WHAT IS ASKED:
Find every line in the records that holds the string "JSON". Copy each one.

[Records from a data collection]
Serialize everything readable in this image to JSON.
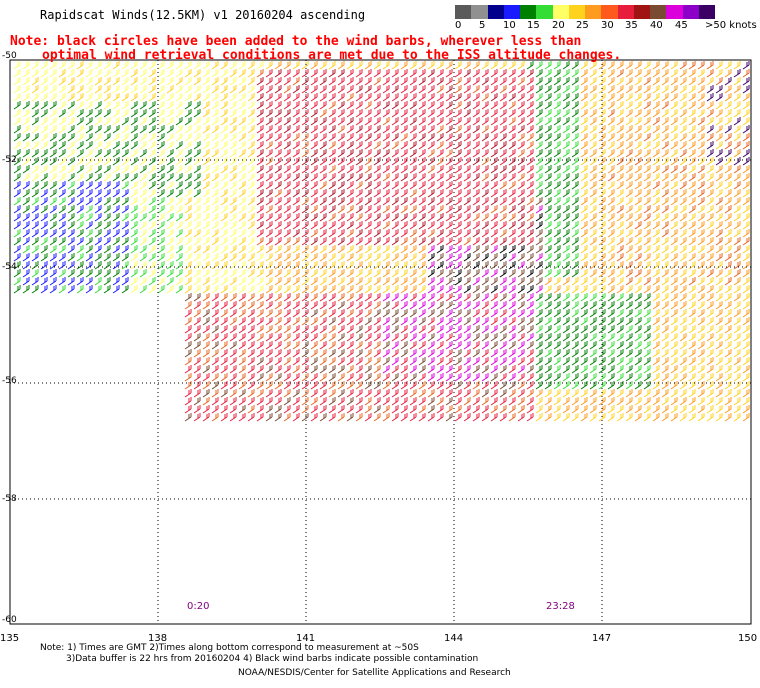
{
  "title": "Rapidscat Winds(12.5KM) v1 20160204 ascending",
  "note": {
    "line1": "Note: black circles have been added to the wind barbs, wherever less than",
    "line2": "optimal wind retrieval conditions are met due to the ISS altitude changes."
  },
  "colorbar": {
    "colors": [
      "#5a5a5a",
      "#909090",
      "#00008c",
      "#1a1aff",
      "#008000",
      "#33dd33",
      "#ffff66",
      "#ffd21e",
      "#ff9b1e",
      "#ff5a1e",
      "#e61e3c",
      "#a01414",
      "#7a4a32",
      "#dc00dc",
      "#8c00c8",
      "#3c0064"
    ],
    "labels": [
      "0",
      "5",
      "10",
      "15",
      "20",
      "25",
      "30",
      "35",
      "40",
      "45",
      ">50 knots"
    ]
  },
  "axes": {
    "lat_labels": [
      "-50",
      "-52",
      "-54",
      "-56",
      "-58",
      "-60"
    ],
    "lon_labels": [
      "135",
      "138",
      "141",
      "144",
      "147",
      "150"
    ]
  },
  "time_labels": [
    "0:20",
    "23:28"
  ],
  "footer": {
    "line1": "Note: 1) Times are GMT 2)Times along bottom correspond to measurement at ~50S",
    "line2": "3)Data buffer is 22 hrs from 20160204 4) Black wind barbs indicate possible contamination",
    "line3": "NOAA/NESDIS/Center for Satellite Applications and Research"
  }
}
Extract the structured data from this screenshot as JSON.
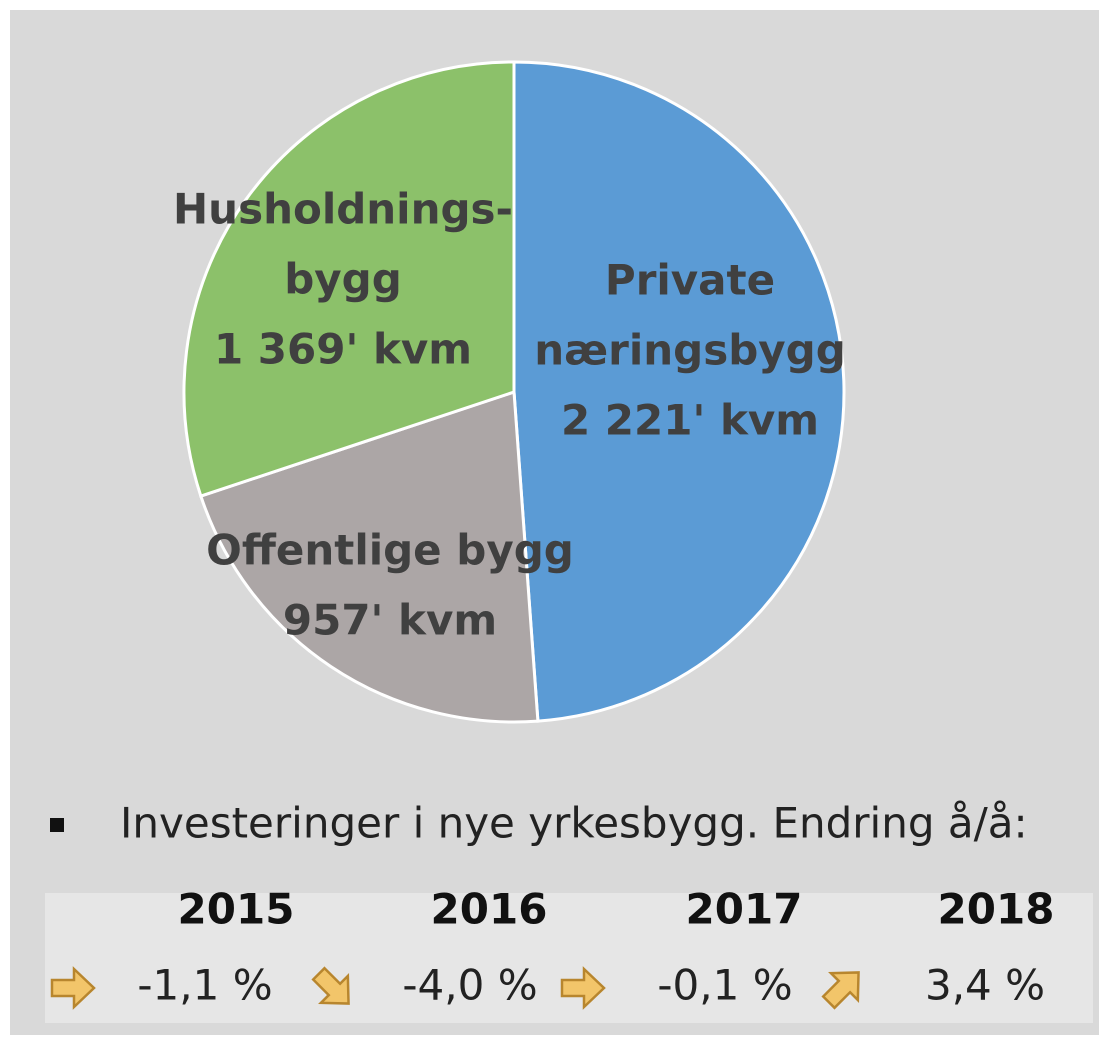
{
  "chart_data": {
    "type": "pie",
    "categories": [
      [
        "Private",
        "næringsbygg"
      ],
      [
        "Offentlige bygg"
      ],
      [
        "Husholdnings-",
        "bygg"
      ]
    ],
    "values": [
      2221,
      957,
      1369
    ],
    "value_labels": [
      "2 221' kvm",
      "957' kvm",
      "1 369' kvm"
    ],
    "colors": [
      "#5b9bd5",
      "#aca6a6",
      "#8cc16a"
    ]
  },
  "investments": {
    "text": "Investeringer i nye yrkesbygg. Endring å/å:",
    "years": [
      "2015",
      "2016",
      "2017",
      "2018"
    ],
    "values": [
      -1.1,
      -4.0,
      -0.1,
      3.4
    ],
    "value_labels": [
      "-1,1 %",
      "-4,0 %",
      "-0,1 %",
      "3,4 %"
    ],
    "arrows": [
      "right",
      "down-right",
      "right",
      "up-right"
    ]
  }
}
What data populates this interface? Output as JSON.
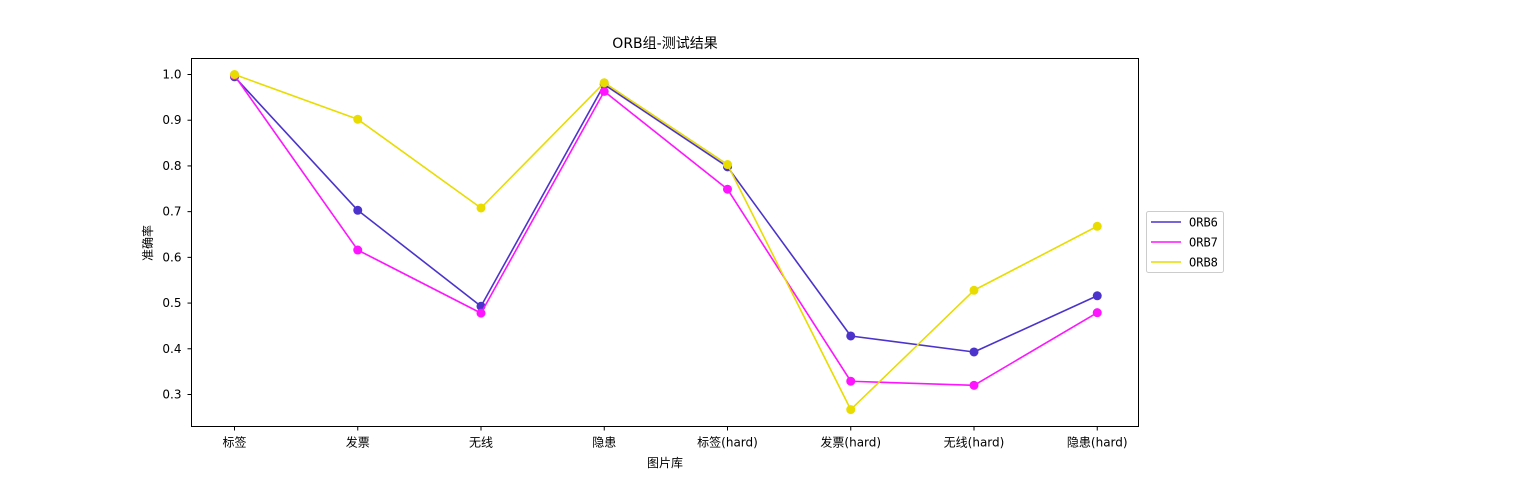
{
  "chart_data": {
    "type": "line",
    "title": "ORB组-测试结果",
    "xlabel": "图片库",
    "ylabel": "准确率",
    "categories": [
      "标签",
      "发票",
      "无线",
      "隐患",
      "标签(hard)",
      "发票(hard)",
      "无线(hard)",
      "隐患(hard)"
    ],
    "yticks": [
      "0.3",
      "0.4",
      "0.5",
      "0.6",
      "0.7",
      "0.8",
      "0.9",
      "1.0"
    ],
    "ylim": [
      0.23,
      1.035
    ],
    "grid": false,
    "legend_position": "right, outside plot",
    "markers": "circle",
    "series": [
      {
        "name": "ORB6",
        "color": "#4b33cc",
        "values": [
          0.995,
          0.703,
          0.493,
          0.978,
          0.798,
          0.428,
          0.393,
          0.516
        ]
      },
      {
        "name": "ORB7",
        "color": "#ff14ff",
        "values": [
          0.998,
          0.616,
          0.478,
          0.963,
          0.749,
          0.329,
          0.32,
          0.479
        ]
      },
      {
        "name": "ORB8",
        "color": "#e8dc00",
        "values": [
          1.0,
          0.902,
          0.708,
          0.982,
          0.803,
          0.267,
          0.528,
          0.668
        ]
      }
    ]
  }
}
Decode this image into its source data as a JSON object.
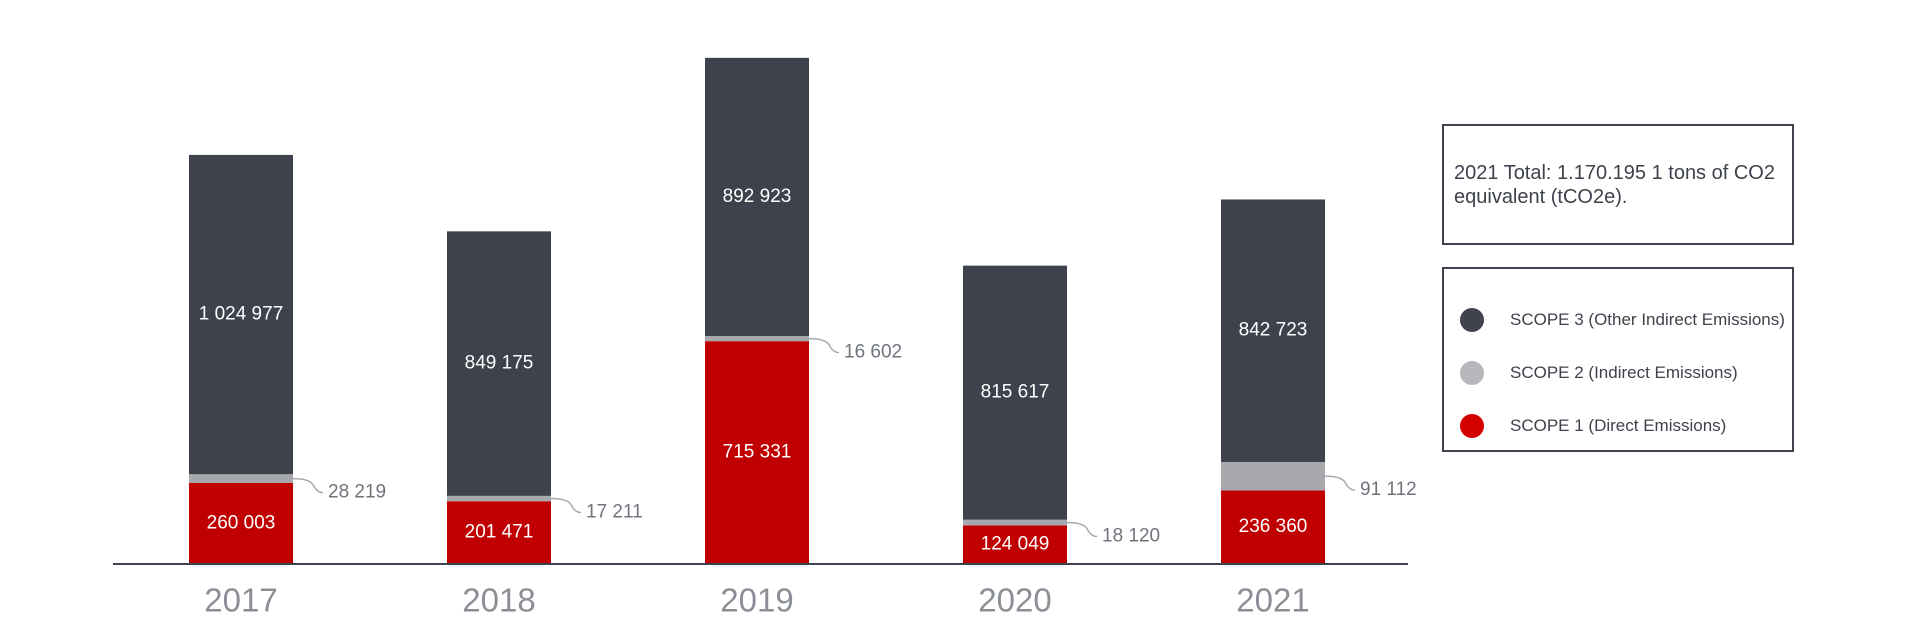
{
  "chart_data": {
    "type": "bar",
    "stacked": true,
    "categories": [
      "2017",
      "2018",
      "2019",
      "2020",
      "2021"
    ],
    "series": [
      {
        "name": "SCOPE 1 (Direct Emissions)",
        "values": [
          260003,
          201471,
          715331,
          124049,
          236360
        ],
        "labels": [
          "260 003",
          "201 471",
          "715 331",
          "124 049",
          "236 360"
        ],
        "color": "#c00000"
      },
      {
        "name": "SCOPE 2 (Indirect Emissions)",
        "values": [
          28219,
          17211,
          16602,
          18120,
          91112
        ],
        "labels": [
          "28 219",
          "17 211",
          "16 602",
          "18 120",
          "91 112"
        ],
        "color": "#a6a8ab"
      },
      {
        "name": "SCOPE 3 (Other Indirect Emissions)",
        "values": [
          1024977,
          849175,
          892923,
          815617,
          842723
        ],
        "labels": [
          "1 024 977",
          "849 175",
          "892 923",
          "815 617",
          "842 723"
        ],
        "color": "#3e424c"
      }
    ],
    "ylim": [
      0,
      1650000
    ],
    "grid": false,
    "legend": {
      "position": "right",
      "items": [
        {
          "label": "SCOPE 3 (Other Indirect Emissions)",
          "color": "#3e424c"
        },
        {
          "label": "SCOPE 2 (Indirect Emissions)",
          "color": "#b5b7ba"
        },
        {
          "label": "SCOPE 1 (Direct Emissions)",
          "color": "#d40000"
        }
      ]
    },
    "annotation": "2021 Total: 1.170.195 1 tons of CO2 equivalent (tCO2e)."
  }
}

REPLY:
Serialize everything readable in this image to JSON.
Extract the structured data from this screenshot as JSON.
What data populates this interface? Output as JSON.
Decode this image into its source data as a JSON object.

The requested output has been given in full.